EXERCISE = Restate the listing below word for word, omitting any images.

RECORDS FOR THE TASK =
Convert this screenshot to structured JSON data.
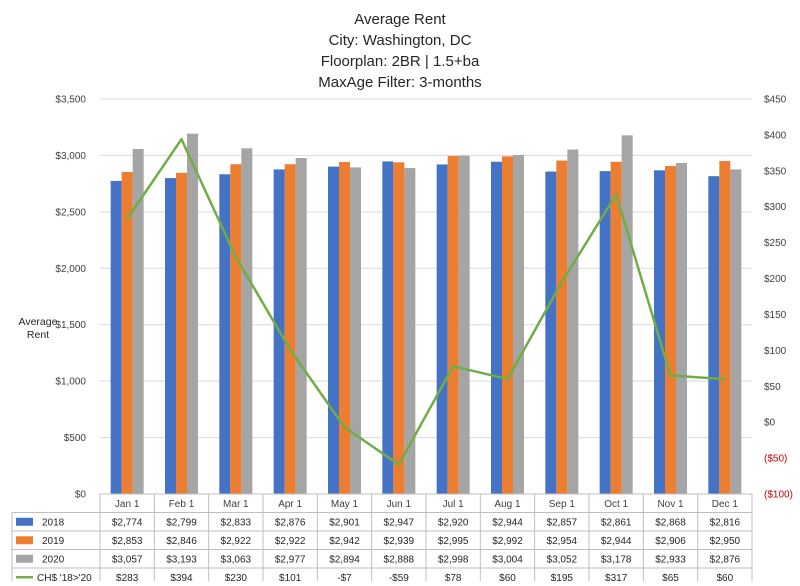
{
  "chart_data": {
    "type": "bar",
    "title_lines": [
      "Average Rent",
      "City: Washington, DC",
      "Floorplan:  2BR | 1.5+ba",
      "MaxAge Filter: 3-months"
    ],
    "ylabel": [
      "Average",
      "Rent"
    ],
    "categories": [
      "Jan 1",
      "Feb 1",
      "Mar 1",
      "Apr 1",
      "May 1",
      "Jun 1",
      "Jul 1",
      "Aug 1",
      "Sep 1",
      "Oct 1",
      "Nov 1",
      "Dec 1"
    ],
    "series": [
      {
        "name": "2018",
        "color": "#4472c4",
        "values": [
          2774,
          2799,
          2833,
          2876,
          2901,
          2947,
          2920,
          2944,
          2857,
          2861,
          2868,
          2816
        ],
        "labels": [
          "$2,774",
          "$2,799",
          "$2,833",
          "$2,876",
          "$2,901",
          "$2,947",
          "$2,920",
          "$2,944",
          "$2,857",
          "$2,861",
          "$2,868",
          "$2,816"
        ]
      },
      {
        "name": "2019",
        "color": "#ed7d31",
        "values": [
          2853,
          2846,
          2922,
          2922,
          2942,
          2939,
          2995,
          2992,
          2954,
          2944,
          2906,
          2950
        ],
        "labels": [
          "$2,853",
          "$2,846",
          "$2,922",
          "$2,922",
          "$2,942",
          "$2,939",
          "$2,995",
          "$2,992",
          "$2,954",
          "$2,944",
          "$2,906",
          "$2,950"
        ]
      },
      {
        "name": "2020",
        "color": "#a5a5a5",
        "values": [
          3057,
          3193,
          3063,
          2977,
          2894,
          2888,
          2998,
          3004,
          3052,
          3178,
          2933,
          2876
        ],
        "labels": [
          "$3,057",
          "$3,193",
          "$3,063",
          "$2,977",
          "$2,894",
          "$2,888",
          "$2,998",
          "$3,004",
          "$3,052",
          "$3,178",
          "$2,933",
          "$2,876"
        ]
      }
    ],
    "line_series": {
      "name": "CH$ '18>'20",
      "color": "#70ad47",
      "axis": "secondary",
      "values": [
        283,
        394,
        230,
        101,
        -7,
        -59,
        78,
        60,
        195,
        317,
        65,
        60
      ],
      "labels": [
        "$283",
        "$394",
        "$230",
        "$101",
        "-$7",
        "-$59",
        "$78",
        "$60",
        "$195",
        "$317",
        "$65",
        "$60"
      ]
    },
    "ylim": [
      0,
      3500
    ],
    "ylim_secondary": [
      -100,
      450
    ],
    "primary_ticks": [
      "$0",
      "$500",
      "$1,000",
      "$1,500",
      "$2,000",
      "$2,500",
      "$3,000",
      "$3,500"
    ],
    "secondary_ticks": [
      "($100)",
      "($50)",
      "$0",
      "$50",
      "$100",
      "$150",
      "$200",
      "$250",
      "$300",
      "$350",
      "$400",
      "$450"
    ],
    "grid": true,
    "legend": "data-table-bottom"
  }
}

COMPLETE ANSWER =
Convert this screenshot to structured JSON data.
{
  "chart_data": {
    "type": "bar",
    "title_lines": [
      "Average Rent",
      "City: Washington, DC",
      "Floorplan:  2BR | 1.5+ba",
      "MaxAge Filter: 3-months"
    ],
    "ylabel": [
      "Average",
      "Rent"
    ],
    "categories": [
      "Jan 1",
      "Feb 1",
      "Mar 1",
      "Apr 1",
      "May 1",
      "Jun 1",
      "Jul 1",
      "Aug 1",
      "Sep 1",
      "Oct 1",
      "Nov 1",
      "Dec 1"
    ],
    "series": [
      {
        "name": "2018",
        "color": "#4472c4",
        "values": [
          2774,
          2799,
          2833,
          2876,
          2901,
          2947,
          2920,
          2944,
          2857,
          2861,
          2868,
          2816
        ],
        "labels": [
          "$2,774",
          "$2,799",
          "$2,833",
          "$2,876",
          "$2,901",
          "$2,947",
          "$2,920",
          "$2,944",
          "$2,857",
          "$2,861",
          "$2,868",
          "$2,816"
        ]
      },
      {
        "name": "2019",
        "color": "#ed7d31",
        "values": [
          2853,
          2846,
          2922,
          2922,
          2942,
          2939,
          2995,
          2992,
          2954,
          2944,
          2906,
          2950
        ],
        "labels": [
          "$2,853",
          "$2,846",
          "$2,922",
          "$2,922",
          "$2,942",
          "$2,939",
          "$2,995",
          "$2,992",
          "$2,954",
          "$2,944",
          "$2,906",
          "$2,950"
        ]
      },
      {
        "name": "2020",
        "color": "#a5a5a5",
        "values": [
          3057,
          3193,
          3063,
          2977,
          2894,
          2888,
          2998,
          3004,
          3052,
          3178,
          2933,
          2876
        ],
        "labels": [
          "$3,057",
          "$3,193",
          "$3,063",
          "$2,977",
          "$2,894",
          "$2,888",
          "$2,998",
          "$3,004",
          "$3,052",
          "$3,178",
          "$2,933",
          "$2,876"
        ]
      }
    ],
    "line_series": {
      "name": "CH$ '18>'20",
      "color": "#70ad47",
      "axis": "secondary",
      "values": [
        283,
        394,
        230,
        101,
        -7,
        -59,
        78,
        60,
        195,
        317,
        65,
        60
      ],
      "labels": [
        "$283",
        "$394",
        "$230",
        "$101",
        "-$7",
        "-$59",
        "$78",
        "$60",
        "$195",
        "$317",
        "$65",
        "$60"
      ]
    },
    "ylim": [
      0,
      3500
    ],
    "ylim_secondary": [
      -100,
      450
    ],
    "primary_ticks": [
      "$0",
      "$500",
      "$1,000",
      "$1,500",
      "$2,000",
      "$2,500",
      "$3,000",
      "$3,500"
    ],
    "secondary_ticks": [
      "($100)",
      "($50)",
      "$0",
      "$50",
      "$100",
      "$150",
      "$200",
      "$250",
      "$300",
      "$350",
      "$400",
      "$450"
    ],
    "grid": true,
    "legend": "data-table-bottom"
  }
}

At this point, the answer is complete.